- _Directions_:
Identify the lines that contain the word "JSON", then copy them.

>> Begin

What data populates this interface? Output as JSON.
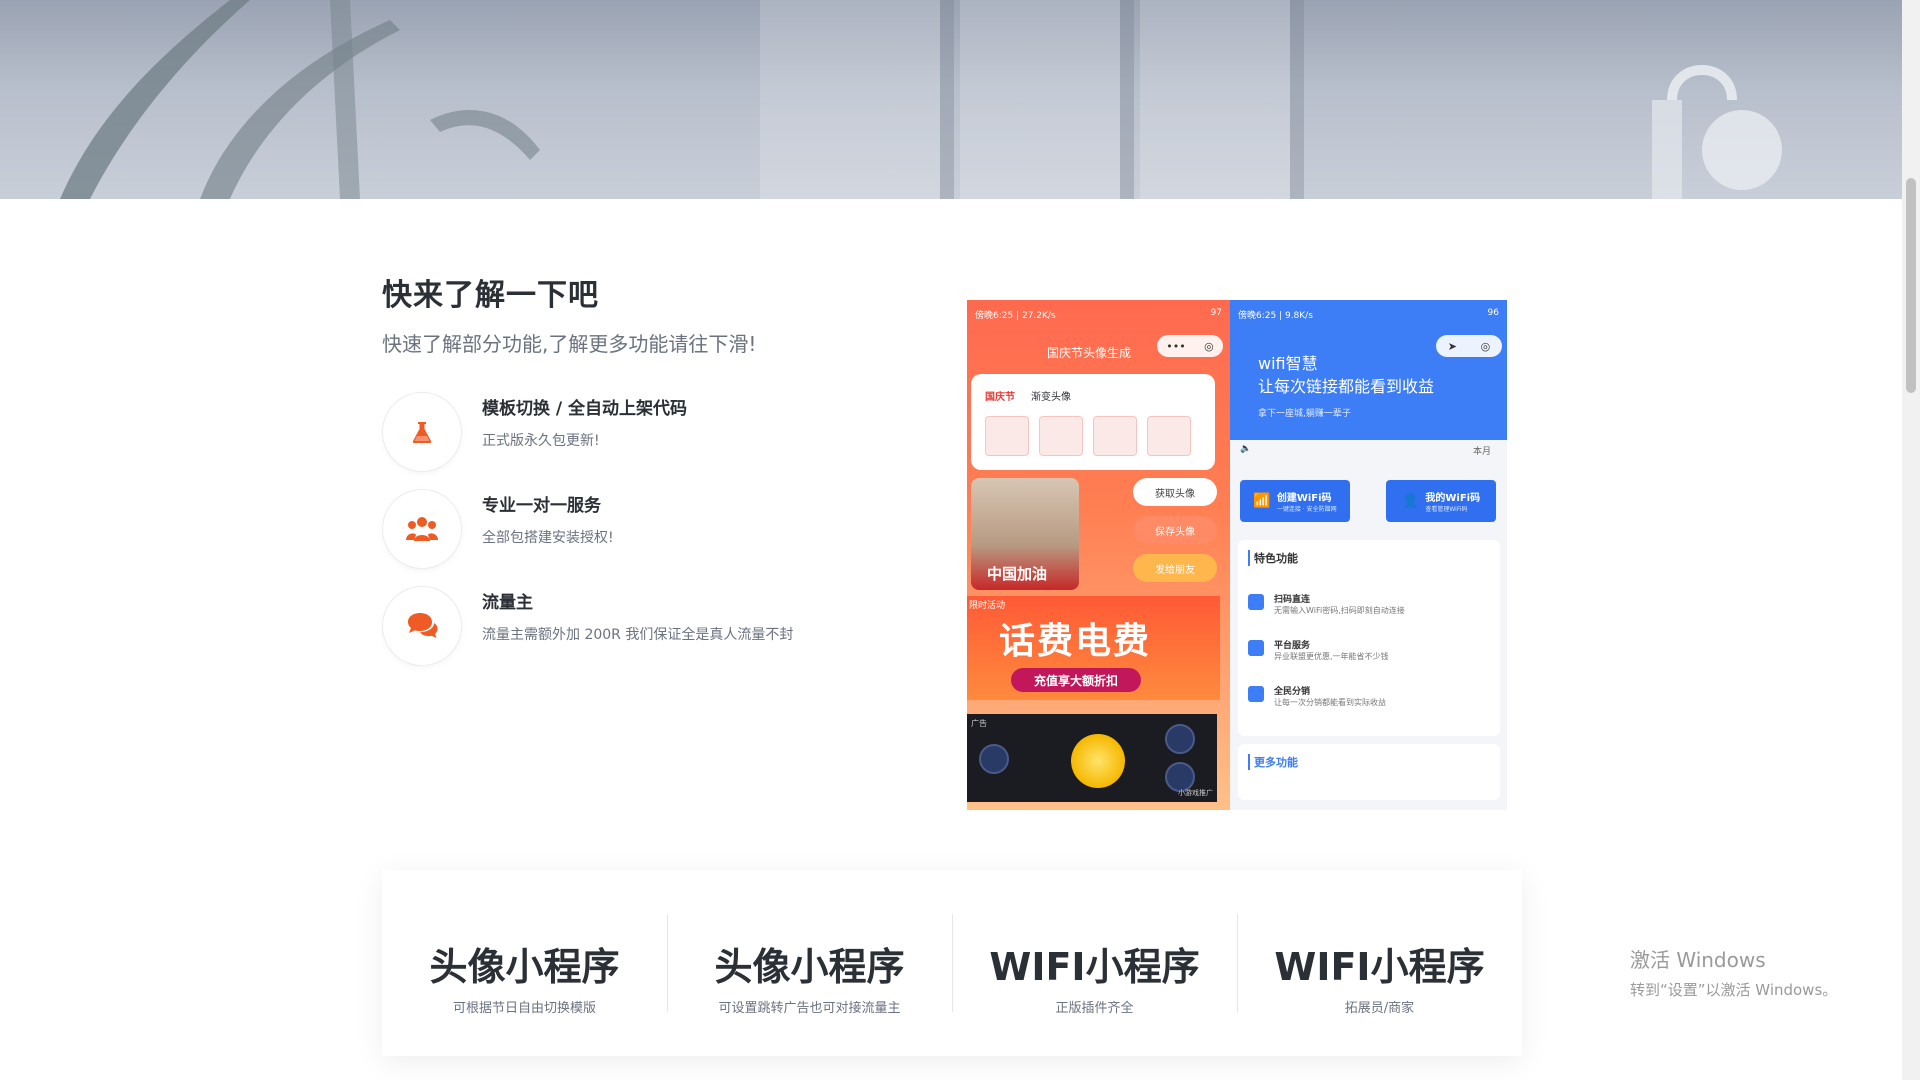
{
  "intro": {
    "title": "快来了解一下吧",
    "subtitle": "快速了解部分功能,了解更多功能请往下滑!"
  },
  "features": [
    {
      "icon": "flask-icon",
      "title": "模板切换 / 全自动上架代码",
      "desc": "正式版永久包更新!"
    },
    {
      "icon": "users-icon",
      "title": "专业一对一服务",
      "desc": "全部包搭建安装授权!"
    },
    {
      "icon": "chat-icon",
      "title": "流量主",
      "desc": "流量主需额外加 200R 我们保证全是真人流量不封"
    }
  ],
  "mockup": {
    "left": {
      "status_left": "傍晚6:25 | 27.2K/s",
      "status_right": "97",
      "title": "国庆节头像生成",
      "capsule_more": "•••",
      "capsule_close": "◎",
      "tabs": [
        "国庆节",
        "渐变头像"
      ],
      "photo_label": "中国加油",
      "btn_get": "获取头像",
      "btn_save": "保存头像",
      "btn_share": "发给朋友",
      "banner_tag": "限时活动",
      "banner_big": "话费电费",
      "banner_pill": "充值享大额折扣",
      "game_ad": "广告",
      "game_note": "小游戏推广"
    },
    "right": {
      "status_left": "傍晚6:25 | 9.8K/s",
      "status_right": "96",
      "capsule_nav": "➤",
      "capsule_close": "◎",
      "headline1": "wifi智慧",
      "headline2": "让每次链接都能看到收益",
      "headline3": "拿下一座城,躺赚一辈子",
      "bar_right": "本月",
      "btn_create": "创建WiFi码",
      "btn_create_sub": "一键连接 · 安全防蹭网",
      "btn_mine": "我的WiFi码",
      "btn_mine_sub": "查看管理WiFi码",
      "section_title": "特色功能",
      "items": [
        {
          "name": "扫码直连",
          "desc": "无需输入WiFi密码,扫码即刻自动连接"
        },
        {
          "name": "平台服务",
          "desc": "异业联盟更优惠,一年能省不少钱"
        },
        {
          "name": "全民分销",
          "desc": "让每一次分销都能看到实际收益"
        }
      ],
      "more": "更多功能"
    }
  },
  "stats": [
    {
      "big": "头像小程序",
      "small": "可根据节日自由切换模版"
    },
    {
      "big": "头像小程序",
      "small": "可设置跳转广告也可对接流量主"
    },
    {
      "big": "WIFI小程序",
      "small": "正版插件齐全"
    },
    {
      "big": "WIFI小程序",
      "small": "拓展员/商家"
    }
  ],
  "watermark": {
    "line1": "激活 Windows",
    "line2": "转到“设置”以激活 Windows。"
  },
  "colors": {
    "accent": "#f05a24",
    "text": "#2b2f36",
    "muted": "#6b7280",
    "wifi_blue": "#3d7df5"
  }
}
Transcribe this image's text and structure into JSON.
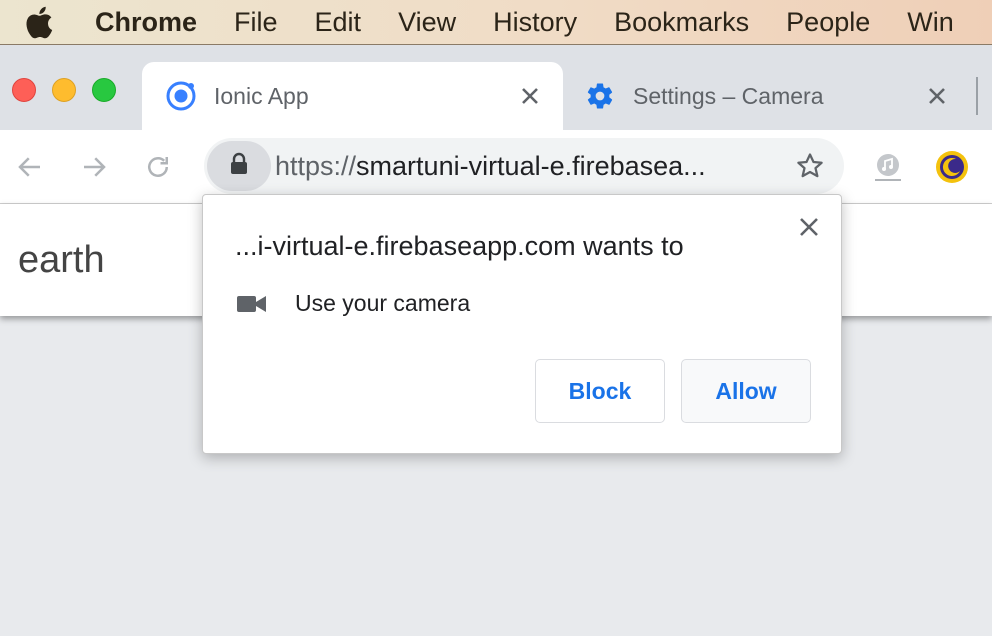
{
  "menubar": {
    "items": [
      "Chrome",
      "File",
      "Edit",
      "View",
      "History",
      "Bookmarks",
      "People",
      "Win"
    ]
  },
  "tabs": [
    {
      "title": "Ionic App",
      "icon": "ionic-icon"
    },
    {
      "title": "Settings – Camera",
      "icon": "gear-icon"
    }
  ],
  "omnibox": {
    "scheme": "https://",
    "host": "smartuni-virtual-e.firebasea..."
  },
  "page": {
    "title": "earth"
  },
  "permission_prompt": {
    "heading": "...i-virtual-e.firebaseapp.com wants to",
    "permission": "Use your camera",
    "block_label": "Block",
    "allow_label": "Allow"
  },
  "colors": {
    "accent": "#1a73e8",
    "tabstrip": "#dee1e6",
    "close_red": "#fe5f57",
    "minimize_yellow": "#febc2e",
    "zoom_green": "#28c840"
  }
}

>> End

- _Task solution_:
What data populates this interface? Output as JSON.
Transcribe this image's text and structure into JSON.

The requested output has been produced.